(DATA PROVIDED)

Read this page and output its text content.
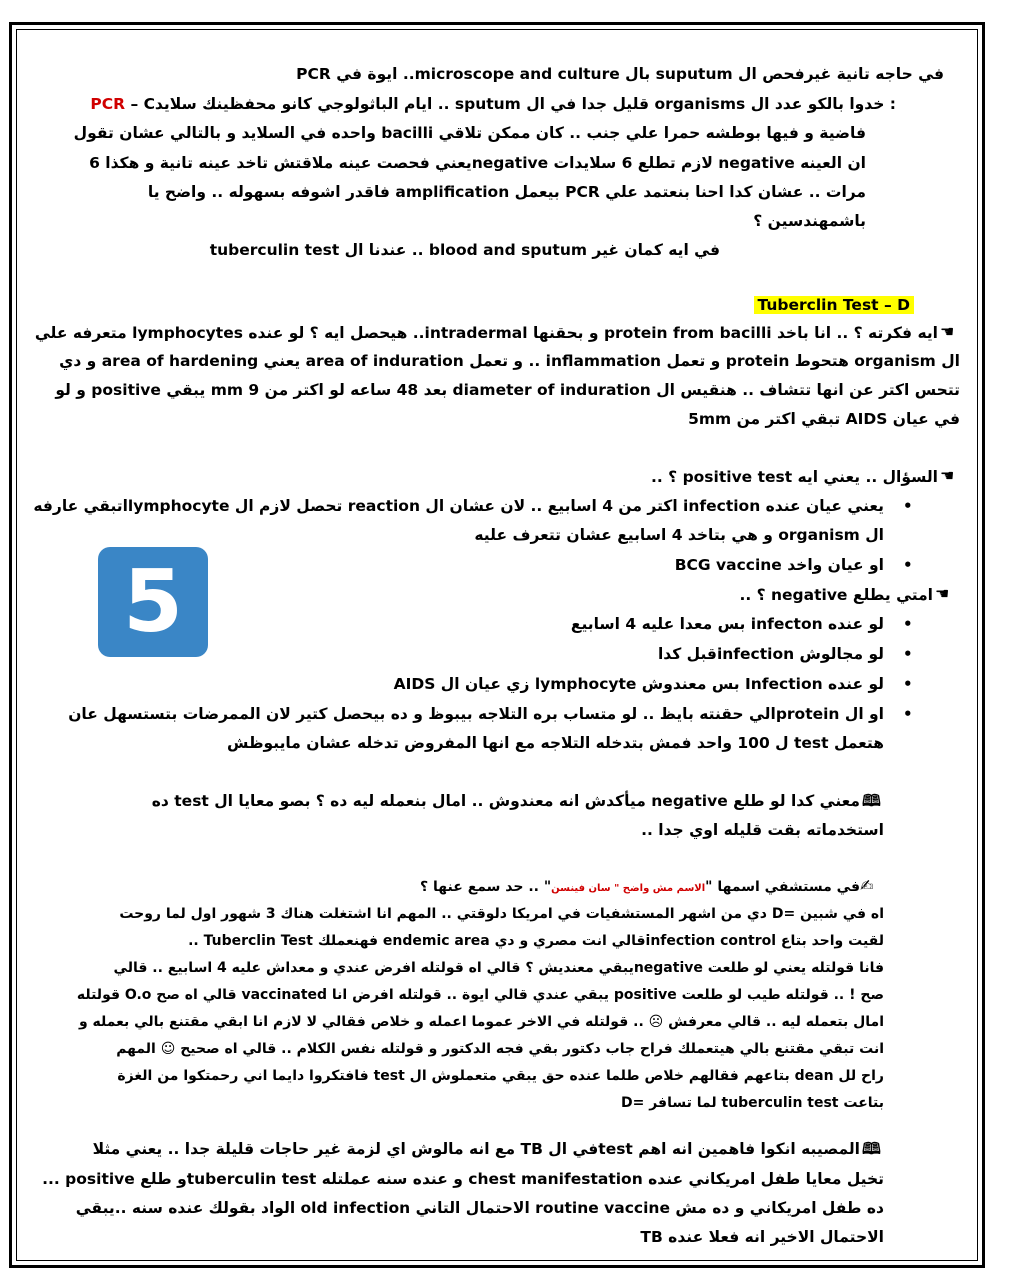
في حاجه تانية غيرفحص ال suputum بال microscope and culture.. ايوة في PCR
: خدوا بالكو عدد ال organisms قليل جدا في ال sputum .. ايام الباثولوجي كانو محفظينك سلايد
PCR – C
فاضية و فيها بوطشه حمرا علي جنب .. كان ممكن تلاقي bacilli واحده في السلايد و بالتالي عشان تقول
ان العينه negative لازم تطلع 6 سلايدات negativeيعني فحصت عينه ملاقتش تاخد عينه تانية و هكذا 6
مرات .. عشان كدا احنا بنعتمد علي PCR بيعمل amplification فاقدر اشوفه بسهوله .. واضح يا
باشمهندسين ؟
في ايه كمان غير blood and sputum .. عندنا ال tuberculin test
Tuberclin Test – D
☚
ايه فكرته ؟ .. انا باخد protein from bacilli و بحقنها intradermal.. هيحصل ايه ؟ لو عنده lymphocytes متعرفه علي
ال organism هتحوط protein و تعمل inflammation .. و تعمل area of induration يعني area of hardening و دي
تتحس اكتر عن انها تتشاف .. هنقيس ال diameter of induration بعد 48 ساعه لو اكتر من 9 mm يبقي positive و لو
في عيان AIDS تبقي اكتر من 5mm
☚
السؤال .. يعني ايه positive test ؟ ..
•
يعني عيان عنده infection اكتر من 4 اسابيع .. لان عشان ال reaction تحصل لازم ال lymphocyteاتبقي عارفه
ال organism و هي بتاخد 4 اسابيع عشان تتعرف عليه
•
او عيان واخد BCG vaccine
5	☚
امتي يطلع negative ؟ ..
•
لو عنده infecton بس معدا عليه 4 اسابيع
•
لو مجالوش infectionقبل كدا
•
لو عنده Infection بس معندوش lymphocyte زي عيان ال AIDS
•
او ال proteinالي حقنته بايظ .. لو متساب بره التلاجه بيبوظ و ده بيحصل كتير لان الممرضات بتستسهل عان
هتعمل test ل 100 واحد فمش بتدخله التلاجه مع انها المفروض تدخله عشان مايبوظش
🕮
معني كدا لو طلع negative ميأكدش انه معندوش .. امال بنعمله ليه ده ؟ بصو معايا ال test ده
استخدماته بقت قليله اوي جدا ..
✍
في مستشفي اسمها "الاسم مش واضح " سان فينسن" .. حد سمع عنها ؟
اه في شبين =D دي من اشهر المستشفيات في امريكا دلوقتي .. المهم انا اشتغلت هناك 3 شهور اول لما روحت
لقيت واحد بتاع infection controlقالي انت مصري و دي endemic area فهنعملك Tuberclin Test ..
فانا قولتله يعني لو طلعت negativeيبقي معنديش ؟ قالي اه قولتله افرض عندي و معداش عليه 4 اسابيع .. قالي
صح ! .. قولتله طيب لو طلعت positive يبقي عندي قالي ايوة .. قولتله افرض انا vaccinated قالي اه صح O.o قولتله
امال بتعمله ليه .. قالي معرفش ☹ .. قولتله في الاخر عموما اعمله و خلاص فقالي لا لازم انا ابقي مقتنع بالي بعمله و
انت تبقي مقتنع بالي هيتعملك فراح جاب دكتور بقي فجه الدكتور و قولتله نفس الكلام .. قالي اه صحيح ☺ المهم
راح لل dean بتاعهم فقالهم خلاص طلما عنده حق يبقي متعملوش ال test فافتكروا دايما اني رحمتكوا من الغزة
بتاعت tuberculin test لما تسافر =D
🕮
المصيبه انكوا فاهمين انه اهم testفي ال TB مع انه مالوش اي لزمة غير حاجات قليلة جدا .. يعني مثلا
تخيل معايا طفل امريكاني عنده chest manifestation و عنده سنه عملتله tuberculin testو طلع positive ...
ده طفل امريكاني و ده مش routine vaccine الاحتمال التاني old infection الواد بقولك عنده سنه ..يبقي
الاحتمال الاخير انه فعلا عنده TB
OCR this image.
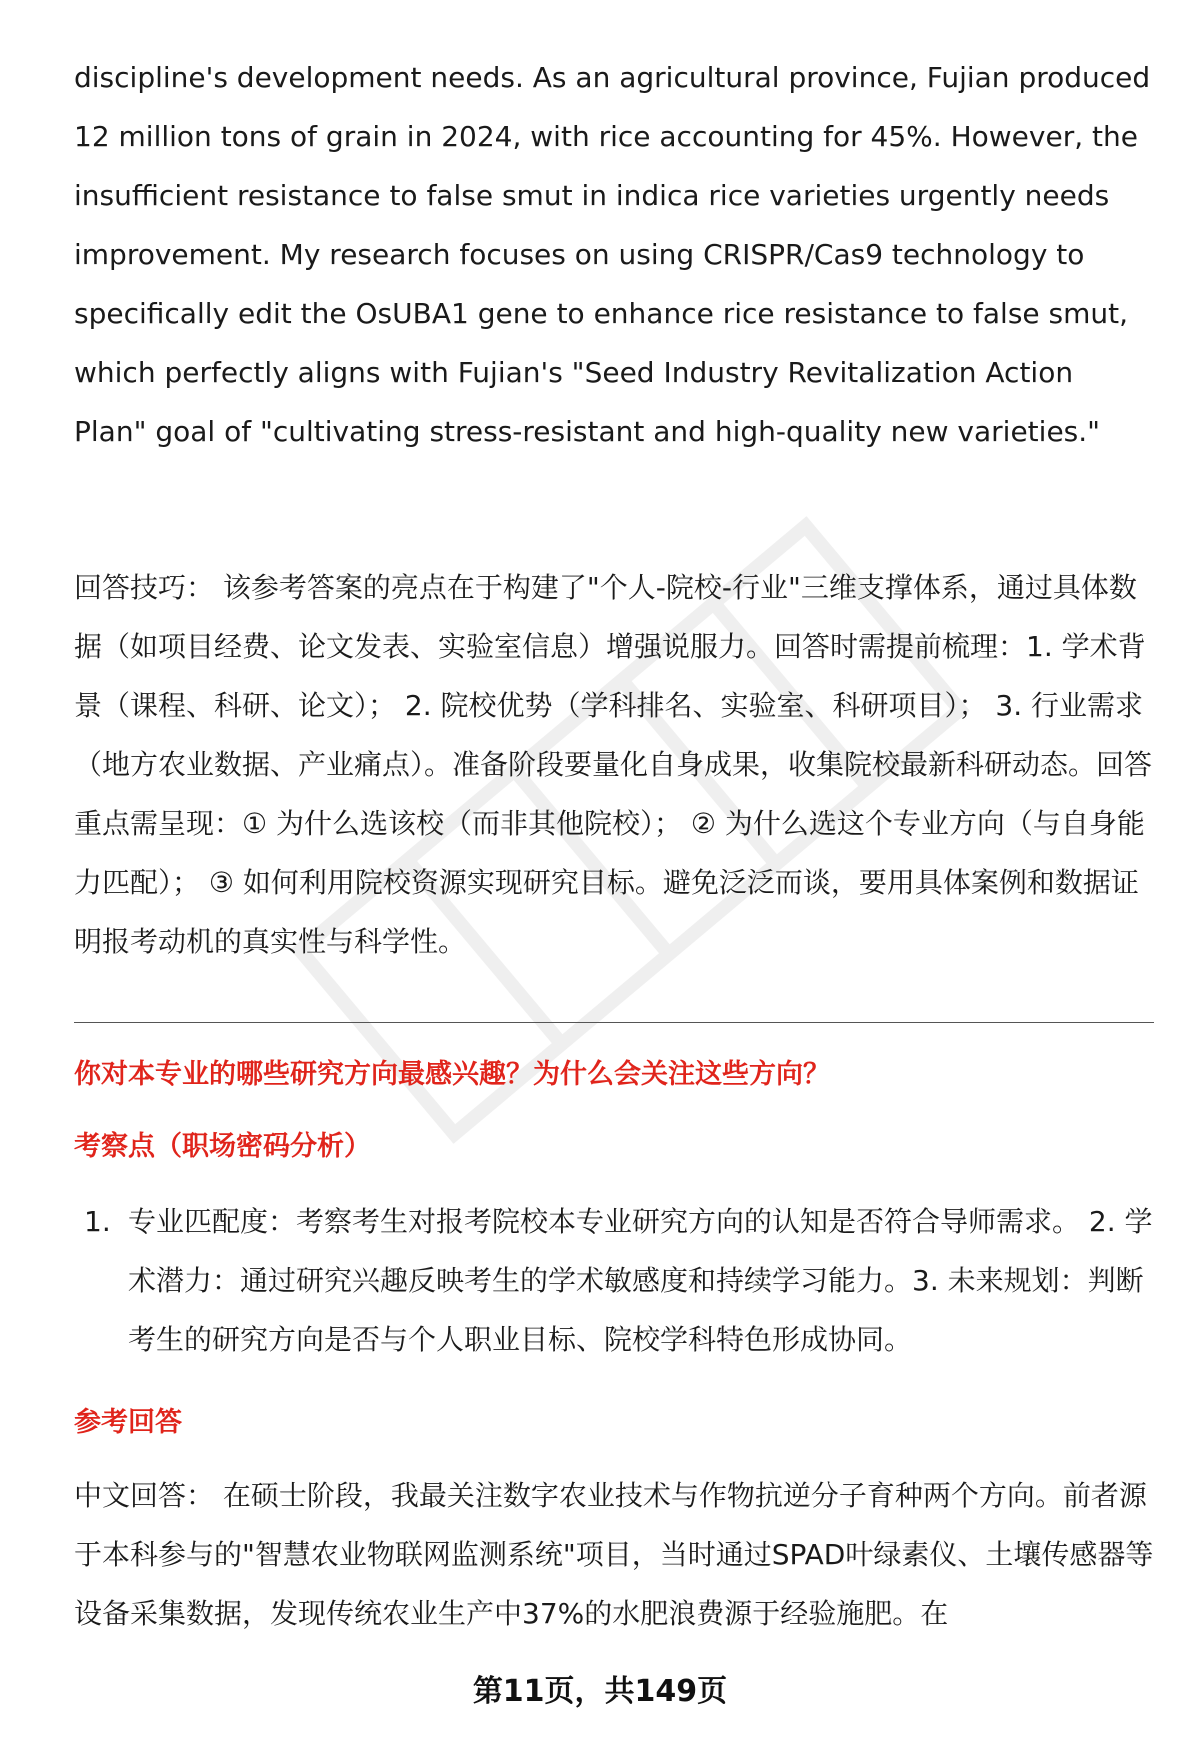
discipline's development needs. As an agricultural province, Fujian produced 12 million tons of grain in 2024, with rice accounting for 45%. However, the insufficient resistance to false smut in indica rice varieties urgently needs improvement. My research focuses on using CRISPR/Cas9 technology to specifically edit the OsUBA1 gene to enhance rice resistance to false smut, which perfectly aligns with Fujian's "Seed Industry Revitalization Action Plan" goal of "cultivating stress-resistant and high-quality new varieties."

回答技巧： 该参考答案的亮点在于构建了"个人-院校-行业"三维支撑体系，通过具体数据（如项目经费、论文发表、实验室信息）增强说服力。回答时需提前梳理：1. 学术背景（课程、科研、论文）； 2. 院校优势（学科排名、实验室、科研项目）； 3. 行业需求（地方农业数据、产业痛点）。准备阶段要量化自身成果，收集院校最新科研动态。回答重点需呈现：① 为什么选该校（而非其他院校）； ② 为什么选这个专业方向（与自身能力匹配）； ③ 如何利用院校资源实现研究目标。避免泛泛而谈，要用具体案例和数据证明报考动机的真实性与科学性。

你对本专业的哪些研究方向最感兴趣？为什么会关注这些方向？
考察点（职场密码分析）
1. 专业匹配度：考察考生对报考院校本专业研究方向的认知是否符合导师需求。 2. 学术潜力：通过研究兴趣反映考生的学术敏感度和持续学习能力。3. 未来规划：判断考生的研究方向是否与个人职业目标、院校学科特色形成协同。
参考回答

中文回答： 在硕士阶段，我最关注数字农业技术与作物抗逆分子育种两个方向。前者源于本科参与的"智慧农业物联网监测系统"项目，当时通过SPAD叶绿素仪、土壤传感器等设备采集数据，发现传统农业生产中37%的水肥浪费源于经验施肥。在

第11页，共149页
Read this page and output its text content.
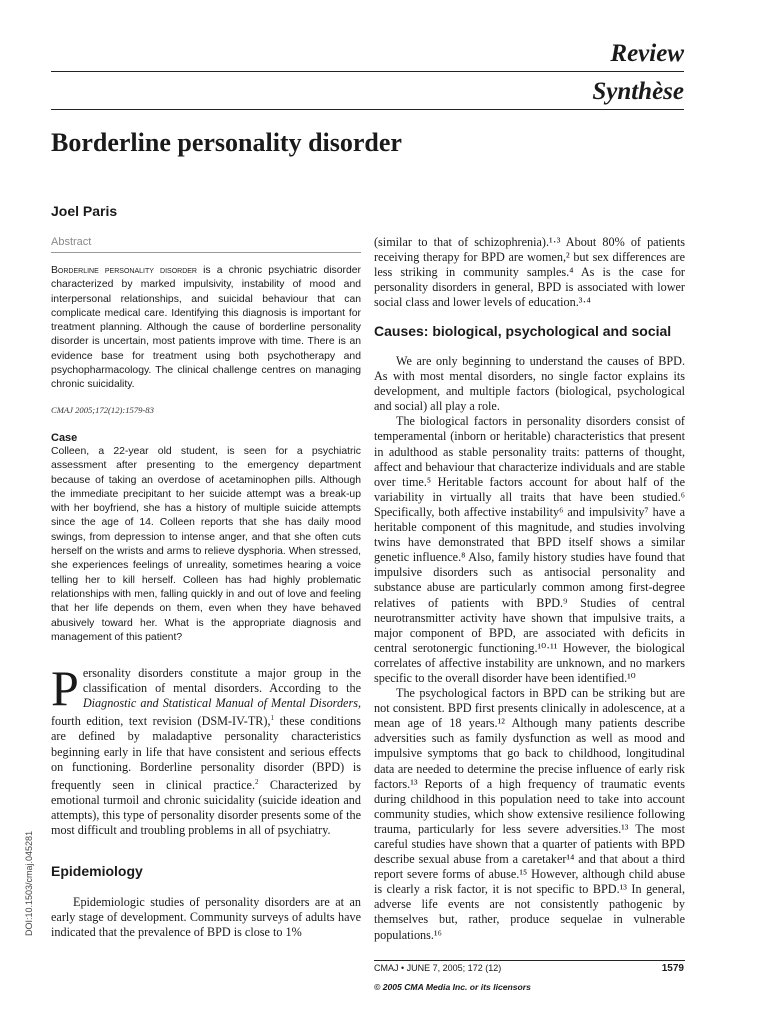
Review
Synthèse
Borderline personality disorder
Joel Paris
Abstract

Borderline personality disorder is a chronic psychiatric disorder characterized by marked impulsivity, instability of mood and interpersonal relationships, and suicidal behaviour that can complicate medical care. Identifying this diagnosis is important for treatment planning. Although the cause of borderline personality disorder is uncertain, most patients improve with time. There is an evidence base for treatment using both psychotherapy and psychopharmacology. The clinical challenge centres on managing chronic suicidality.

CMAJ 2005;172(12):1579-83
Case

Colleen, a 22-year old student, is seen for a psychiatric assessment after presenting to the emergency department because of taking an overdose of acetaminophen pills. Although the immediate precipitant to her suicide attempt was a break-up with her boyfriend, she has a history of multiple suicide attempts since the age of 14. Colleen reports that she has daily mood swings, from depression to intense anger, and that she often cuts herself on the wrists and arms to relieve dysphoria. When stressed, she experiences feelings of unreality, sometimes hearing a voice telling her to kill herself. Colleen has had highly problematic relationships with men, falling quickly in and out of love and feeling that her life depends on them, even when they have behaved abusively toward her. What is the appropriate diagnosis and management of this patient?

Personality disorders constitute a major group in the classification of mental disorders. According to the Diagnostic and Statistical Manual of Mental Disorders, fourth edition, text revision (DSM-IV-TR),$^1$ these conditions are defined by maladaptive personality characteristics beginning early in life that have consistent and serious effects on functioning. Borderline personality disorder (BPD) is frequently seen in clinical practice.$^2$ Characterized by emotional turmoil and chronic suicidality (suicide ideation and attempts), this type of personality disorder presents some of the most difficult and troubling problems in all of psychiatry.

Epidemiology

Epidemiologic studies of personality disorders are at an early stage of development. Community surveys of adults have indicated that the prevalence of BPD is close to 1%

DOI:10.1503/cmaj.045281

(similar to that of schizophrenia).¹·³ About 80% of patients receiving therapy for BPD are women,² but sex differences are less striking in community samples.⁴ As is the case for personality disorders in general, BPD is associated with lower social class and lower levels of education.³·⁴

Causes: biological, psychological and social

We are only beginning to understand the causes of BPD. As with most mental disorders, no single factor explains its development, and multiple factors (biological, psychological and social) all play a role.

The biological factors in personality disorders consist of temperamental (inborn or heritable) characteristics that present in adulthood as stable personality traits: patterns of thought, affect and behaviour that characterize individuals and are stable over time.⁵ Heritable factors account for about half of the variability in virtually all traits that have been studied.⁶ Specifically, both affective instability⁶ and impulsivity⁷ have a heritable component of this magnitude, and studies involving twins have demonstrated that BPD itself shows a similar genetic influence.⁸ Also, family history studies have found that impulsive disorders such as antisocial personality and substance abuse are particularly common among first-degree relatives of patients with BPD.⁹ Studies of central neurotransmitter activity have shown that impulsive traits, a major component of BPD, are associated with deficits in central serotonergic functioning.¹⁰·¹¹ However, the biological correlates of affective instability are unknown, and no markers specific to the overall disorder have been identified.¹⁰

The psychological factors in BPD can be striking but are not consistent. BPD first presents clinically in adolescence, at a mean age of 18 years.¹² Although many patients describe adversities such as family dysfunction as well as mood and impulsive symptoms that go back to childhood, longitudinal data are needed to determine the precise influence of early risk factors.¹³ Reports of a high frequency of traumatic events during childhood in this population need to take into account community studies, which show extensive resilience following trauma, particularly for less severe adversities.¹³ The most careful studies have shown that a quarter of patients with BPD describe sexual abuse from a caretaker¹⁴ and that about a third report severe forms of abuse.¹⁵ However, although child abuse is clearly a risk factor, it is not specific to BPD.¹³ In general, adverse life events are not consistently pathogenic by themselves but, rather, produce sequelae in vulnerable populations.¹⁶

CMAJ • JUNE 7, 2005; 172 (12)	1579
© 2005 CMA Media Inc. or its licensors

(End DATA PROVIDED)

- _REQUIREMENT_:
Gather up every line from the listing above in which the word "معندوش" occurs.

- _WORKED SOLUTION_:
لو عنده Infection بس معندوش lymphocyte زي عيان ال AIDS
معني كدا لو طلع negative ميأكدش انه معندوش .. امال بنعمله ليه ده ؟ بصو معايا ال test ده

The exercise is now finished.